**Problem statement**
Set down each entry from the block beneath, exactly as written.

══ Input rows

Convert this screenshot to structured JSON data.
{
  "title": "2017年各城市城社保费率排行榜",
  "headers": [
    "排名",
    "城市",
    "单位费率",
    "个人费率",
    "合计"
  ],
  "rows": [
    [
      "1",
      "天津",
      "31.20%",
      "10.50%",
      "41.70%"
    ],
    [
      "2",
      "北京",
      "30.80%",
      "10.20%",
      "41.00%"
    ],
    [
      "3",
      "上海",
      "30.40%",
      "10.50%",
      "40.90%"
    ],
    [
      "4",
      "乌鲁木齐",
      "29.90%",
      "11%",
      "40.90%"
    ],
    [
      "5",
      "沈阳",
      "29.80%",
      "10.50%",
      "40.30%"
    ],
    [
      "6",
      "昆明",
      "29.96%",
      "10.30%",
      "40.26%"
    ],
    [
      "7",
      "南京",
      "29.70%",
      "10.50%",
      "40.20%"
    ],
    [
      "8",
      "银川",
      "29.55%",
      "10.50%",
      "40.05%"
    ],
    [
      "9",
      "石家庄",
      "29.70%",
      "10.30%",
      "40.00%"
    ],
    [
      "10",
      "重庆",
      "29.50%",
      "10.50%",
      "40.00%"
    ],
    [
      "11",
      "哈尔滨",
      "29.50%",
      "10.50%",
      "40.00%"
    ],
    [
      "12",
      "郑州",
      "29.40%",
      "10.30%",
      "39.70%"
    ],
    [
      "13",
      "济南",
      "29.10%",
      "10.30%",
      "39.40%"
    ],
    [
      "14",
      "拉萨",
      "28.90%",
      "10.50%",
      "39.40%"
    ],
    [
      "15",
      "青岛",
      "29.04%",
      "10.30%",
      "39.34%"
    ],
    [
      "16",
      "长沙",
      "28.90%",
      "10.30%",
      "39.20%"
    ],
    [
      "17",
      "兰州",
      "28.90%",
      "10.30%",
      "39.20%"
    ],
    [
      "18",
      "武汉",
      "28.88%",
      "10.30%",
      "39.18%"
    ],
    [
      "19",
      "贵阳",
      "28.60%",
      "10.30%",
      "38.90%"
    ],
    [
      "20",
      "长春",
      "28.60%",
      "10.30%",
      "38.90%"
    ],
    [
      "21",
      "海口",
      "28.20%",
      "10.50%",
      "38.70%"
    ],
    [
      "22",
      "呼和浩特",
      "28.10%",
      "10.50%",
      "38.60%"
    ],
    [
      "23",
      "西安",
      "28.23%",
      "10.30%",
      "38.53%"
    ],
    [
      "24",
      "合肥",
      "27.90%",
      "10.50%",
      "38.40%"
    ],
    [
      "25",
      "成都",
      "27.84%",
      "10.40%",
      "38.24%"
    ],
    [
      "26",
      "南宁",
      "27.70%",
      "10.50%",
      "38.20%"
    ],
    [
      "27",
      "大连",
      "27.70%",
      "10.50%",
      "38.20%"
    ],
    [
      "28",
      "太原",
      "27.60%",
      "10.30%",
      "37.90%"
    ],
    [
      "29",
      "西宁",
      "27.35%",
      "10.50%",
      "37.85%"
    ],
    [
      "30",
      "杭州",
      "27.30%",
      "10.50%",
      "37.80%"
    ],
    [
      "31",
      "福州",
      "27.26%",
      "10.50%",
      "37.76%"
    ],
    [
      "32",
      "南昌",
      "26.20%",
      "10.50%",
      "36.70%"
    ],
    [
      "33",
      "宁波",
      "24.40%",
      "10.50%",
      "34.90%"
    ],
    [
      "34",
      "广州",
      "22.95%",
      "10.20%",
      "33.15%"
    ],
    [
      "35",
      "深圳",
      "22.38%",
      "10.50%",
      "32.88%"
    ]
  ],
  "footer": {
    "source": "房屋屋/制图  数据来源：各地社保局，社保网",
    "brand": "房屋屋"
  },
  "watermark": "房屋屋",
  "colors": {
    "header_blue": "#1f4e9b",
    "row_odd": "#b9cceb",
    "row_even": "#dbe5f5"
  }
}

════

**Solution for this exercise**
Convert this screenshot to structured JSON data.
{
  "title": "2017年各城市城社保费率排行榜",
  "headers": [
    "排名",
    "城市",
    "单位费率",
    "个人费率",
    "合计"
  ],
  "rows": [
    [
      "1",
      "天津",
      "31.20%",
      "10.50%",
      "41.70%"
    ],
    [
      "2",
      "北京",
      "30.80%",
      "10.20%",
      "41.00%"
    ],
    [
      "3",
      "上海",
      "30.40%",
      "10.50%",
      "40.90%"
    ],
    [
      "4",
      "乌鲁木齐",
      "29.90%",
      "11%",
      "40.90%"
    ],
    [
      "5",
      "沈阳",
      "29.80%",
      "10.50%",
      "40.30%"
    ],
    [
      "6",
      "昆明",
      "29.96%",
      "10.30%",
      "40.26%"
    ],
    [
      "7",
      "南京",
      "29.70%",
      "10.50%",
      "40.20%"
    ],
    [
      "8",
      "银川",
      "29.55%",
      "10.50%",
      "40.05%"
    ],
    [
      "9",
      "石家庄",
      "29.70%",
      "10.30%",
      "40.00%"
    ],
    [
      "10",
      "重庆",
      "29.50%",
      "10.50%",
      "40.00%"
    ],
    [
      "11",
      "哈尔滨",
      "29.50%",
      "10.50%",
      "40.00%"
    ],
    [
      "12",
      "郑州",
      "29.40%",
      "10.30%",
      "39.70%"
    ],
    [
      "13",
      "济南",
      "29.10%",
      "10.30%",
      "39.40%"
    ],
    [
      "14",
      "拉萨",
      "28.90%",
      "10.50%",
      "39.40%"
    ],
    [
      "15",
      "青岛",
      "29.04%",
      "10.30%",
      "39.34%"
    ],
    [
      "16",
      "长沙",
      "28.90%",
      "10.30%",
      "39.20%"
    ],
    [
      "17",
      "兰州",
      "28.90%",
      "10.30%",
      "39.20%"
    ],
    [
      "18",
      "武汉",
      "28.88%",
      "10.30%",
      "39.18%"
    ],
    [
      "19",
      "贵阳",
      "28.60%",
      "10.30%",
      "38.90%"
    ],
    [
      "20",
      "长春",
      "28.60%",
      "10.30%",
      "38.90%"
    ],
    [
      "21",
      "海口",
      "28.20%",
      "10.50%",
      "38.70%"
    ],
    [
      "22",
      "呼和浩特",
      "28.10%",
      "10.50%",
      "38.60%"
    ],
    [
      "23",
      "西安",
      "28.23%",
      "10.30%",
      "38.53%"
    ],
    [
      "24",
      "合肥",
      "27.90%",
      "10.50%",
      "38.40%"
    ],
    [
      "25",
      "成都",
      "27.84%",
      "10.40%",
      "38.24%"
    ],
    [
      "26",
      "南宁",
      "27.70%",
      "10.50%",
      "38.20%"
    ],
    [
      "27",
      "大连",
      "27.70%",
      "10.50%",
      "38.20%"
    ],
    [
      "28",
      "太原",
      "27.60%",
      "10.30%",
      "37.90%"
    ],
    [
      "29",
      "西宁",
      "27.35%",
      "10.50%",
      "37.85%"
    ],
    [
      "30",
      "杭州",
      "27.30%",
      "10.50%",
      "37.80%"
    ],
    [
      "31",
      "福州",
      "27.26%",
      "10.50%",
      "37.76%"
    ],
    [
      "32",
      "南昌",
      "26.20%",
      "10.50%",
      "36.70%"
    ],
    [
      "33",
      "宁波",
      "24.40%",
      "10.50%",
      "34.90%"
    ],
    [
      "34",
      "广州",
      "22.95%",
      "10.20%",
      "33.15%"
    ],
    [
      "35",
      "深圳",
      "22.38%",
      "10.50%",
      "32.88%"
    ]
  ],
  "footer": {
    "source": "房屋屋/制图  数据来源：各地社保局，社保网",
    "brand": "房屋屋"
  },
  "watermark": "房屋屋",
  "colors": {
    "header_blue": "#1f4e9b",
    "row_odd": "#b9cceb",
    "row_even": "#dbe5f5"
  }
}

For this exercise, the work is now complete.